(Chart and figure data)
• • • •

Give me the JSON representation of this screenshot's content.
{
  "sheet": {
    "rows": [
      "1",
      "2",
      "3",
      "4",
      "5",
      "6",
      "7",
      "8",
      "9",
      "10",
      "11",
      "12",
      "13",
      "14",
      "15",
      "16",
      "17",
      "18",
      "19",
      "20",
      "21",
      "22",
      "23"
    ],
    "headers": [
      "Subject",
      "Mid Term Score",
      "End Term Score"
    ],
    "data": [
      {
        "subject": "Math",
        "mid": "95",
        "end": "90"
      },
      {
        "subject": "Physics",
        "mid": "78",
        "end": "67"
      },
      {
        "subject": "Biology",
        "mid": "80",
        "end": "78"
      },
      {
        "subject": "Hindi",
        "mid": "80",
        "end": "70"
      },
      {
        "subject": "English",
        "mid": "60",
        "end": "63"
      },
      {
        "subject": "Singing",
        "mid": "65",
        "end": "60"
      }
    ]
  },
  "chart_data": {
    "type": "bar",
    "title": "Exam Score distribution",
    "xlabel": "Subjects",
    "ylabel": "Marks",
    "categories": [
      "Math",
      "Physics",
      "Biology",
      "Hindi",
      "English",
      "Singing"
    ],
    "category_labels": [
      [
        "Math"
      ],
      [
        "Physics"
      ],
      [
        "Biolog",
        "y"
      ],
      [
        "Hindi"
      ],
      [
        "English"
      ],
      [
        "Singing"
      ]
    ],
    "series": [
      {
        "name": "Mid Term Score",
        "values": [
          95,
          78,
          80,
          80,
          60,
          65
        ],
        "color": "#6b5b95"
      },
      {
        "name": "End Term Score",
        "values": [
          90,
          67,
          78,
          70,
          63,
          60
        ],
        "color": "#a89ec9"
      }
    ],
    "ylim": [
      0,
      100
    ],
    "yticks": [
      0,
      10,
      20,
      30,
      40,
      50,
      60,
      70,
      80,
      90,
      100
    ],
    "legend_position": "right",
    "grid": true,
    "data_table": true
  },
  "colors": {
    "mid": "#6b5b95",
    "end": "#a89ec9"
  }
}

• • • •

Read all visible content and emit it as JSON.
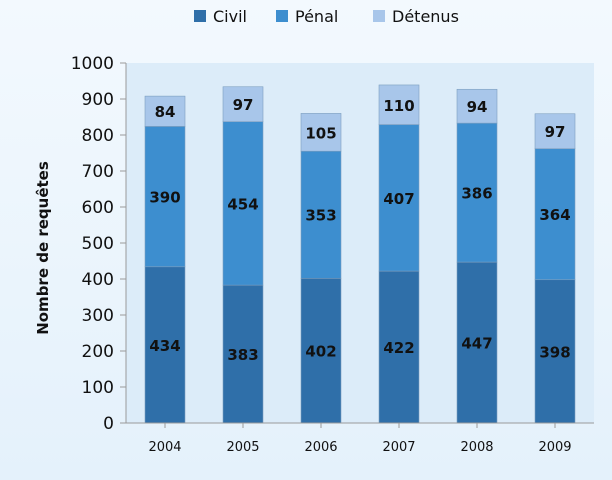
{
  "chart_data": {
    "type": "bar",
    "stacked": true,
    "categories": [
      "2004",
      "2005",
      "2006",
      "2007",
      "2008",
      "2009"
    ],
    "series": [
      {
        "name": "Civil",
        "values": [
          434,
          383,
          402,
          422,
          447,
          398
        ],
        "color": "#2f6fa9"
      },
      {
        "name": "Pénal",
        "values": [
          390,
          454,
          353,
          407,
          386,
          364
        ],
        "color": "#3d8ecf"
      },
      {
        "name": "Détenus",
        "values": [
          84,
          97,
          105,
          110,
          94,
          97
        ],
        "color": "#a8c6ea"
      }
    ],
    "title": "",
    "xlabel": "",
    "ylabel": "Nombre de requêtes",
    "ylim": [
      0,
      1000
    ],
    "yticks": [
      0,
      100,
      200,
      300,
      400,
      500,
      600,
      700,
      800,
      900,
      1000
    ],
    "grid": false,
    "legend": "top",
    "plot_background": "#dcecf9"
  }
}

• • • •

Pick out each line containing "Score" and report it.

      "Mid Term Score",
      "End Term Score"
    "title": "Exam Score distribution",
        "name": "Mid Term Score",
        "name": "End Term Score",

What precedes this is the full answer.